GIVEN INSTRUCTION → Below are the entries; state how many of their lines contain the string "Lanka", and nothing more.

(Figure collection entries)

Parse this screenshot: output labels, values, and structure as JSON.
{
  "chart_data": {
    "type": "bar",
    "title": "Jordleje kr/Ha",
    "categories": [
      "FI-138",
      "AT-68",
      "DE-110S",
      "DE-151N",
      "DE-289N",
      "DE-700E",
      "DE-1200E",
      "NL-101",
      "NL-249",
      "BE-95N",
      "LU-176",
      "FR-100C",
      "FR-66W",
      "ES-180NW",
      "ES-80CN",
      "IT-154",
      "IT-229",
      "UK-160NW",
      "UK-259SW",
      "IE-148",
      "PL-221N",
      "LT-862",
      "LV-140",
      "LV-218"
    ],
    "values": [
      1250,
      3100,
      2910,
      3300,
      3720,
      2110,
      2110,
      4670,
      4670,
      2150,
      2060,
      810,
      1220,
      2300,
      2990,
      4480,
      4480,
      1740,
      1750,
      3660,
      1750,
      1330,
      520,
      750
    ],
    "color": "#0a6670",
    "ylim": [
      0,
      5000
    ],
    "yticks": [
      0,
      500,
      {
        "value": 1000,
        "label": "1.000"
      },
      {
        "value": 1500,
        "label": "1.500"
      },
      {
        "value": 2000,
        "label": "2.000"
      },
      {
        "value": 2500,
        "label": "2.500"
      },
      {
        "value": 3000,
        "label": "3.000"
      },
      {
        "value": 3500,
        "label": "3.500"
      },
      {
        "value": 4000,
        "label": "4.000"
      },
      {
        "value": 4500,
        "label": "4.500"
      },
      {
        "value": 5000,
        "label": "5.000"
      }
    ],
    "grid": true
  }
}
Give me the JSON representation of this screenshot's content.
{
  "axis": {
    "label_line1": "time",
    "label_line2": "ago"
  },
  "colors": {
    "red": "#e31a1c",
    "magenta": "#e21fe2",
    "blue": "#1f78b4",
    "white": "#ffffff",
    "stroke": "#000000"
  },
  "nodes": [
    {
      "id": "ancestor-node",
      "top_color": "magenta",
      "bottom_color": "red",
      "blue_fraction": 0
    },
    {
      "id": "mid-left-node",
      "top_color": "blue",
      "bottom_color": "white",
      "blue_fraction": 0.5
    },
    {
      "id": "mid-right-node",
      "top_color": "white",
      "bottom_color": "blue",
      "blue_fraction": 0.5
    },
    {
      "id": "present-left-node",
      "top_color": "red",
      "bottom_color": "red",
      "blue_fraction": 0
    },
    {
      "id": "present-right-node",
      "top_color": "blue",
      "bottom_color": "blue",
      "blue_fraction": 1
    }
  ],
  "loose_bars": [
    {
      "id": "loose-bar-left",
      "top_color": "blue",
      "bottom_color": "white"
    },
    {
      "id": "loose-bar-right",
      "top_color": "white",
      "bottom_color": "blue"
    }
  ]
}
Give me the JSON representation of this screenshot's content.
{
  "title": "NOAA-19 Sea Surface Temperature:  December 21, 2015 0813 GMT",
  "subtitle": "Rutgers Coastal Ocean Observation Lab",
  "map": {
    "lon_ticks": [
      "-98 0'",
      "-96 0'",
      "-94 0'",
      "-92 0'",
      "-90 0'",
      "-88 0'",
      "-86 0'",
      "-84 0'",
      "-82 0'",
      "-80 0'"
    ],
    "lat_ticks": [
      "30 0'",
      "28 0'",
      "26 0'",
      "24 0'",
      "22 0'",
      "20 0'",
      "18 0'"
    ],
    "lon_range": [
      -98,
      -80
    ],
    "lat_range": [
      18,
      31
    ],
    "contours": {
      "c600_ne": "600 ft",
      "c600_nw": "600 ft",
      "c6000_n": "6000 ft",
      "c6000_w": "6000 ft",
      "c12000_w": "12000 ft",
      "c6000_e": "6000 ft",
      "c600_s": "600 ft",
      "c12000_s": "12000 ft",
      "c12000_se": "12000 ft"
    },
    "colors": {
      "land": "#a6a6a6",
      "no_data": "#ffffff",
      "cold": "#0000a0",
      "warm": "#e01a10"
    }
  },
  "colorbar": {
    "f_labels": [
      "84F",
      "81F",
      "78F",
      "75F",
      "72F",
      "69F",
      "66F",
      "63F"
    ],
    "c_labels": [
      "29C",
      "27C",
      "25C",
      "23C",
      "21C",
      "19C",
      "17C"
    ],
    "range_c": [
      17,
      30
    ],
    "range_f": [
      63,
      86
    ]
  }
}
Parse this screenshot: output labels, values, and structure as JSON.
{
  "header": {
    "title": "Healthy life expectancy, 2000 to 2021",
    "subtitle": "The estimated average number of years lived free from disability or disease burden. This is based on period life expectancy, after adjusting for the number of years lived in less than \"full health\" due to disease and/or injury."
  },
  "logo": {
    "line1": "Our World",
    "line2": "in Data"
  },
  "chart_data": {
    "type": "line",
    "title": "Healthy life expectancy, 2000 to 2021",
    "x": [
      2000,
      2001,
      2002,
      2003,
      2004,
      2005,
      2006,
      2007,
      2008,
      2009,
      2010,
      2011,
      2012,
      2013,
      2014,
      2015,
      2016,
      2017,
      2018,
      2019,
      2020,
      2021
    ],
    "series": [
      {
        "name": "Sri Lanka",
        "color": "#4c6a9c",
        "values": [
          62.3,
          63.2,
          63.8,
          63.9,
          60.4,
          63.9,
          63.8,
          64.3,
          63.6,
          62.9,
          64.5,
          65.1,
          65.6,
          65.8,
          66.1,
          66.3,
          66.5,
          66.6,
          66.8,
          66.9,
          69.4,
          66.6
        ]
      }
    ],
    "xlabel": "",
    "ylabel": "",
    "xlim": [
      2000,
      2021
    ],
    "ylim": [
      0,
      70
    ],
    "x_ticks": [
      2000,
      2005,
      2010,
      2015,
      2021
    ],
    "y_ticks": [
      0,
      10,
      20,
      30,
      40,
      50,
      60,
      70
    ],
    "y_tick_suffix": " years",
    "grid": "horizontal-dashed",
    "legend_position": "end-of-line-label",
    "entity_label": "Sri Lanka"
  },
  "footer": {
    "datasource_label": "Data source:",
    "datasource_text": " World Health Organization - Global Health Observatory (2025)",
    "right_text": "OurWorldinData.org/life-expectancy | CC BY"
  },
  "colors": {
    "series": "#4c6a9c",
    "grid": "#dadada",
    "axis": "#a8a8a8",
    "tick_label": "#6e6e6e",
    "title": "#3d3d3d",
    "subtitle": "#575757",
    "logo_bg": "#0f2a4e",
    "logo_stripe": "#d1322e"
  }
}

RESPONSE BELOW → 2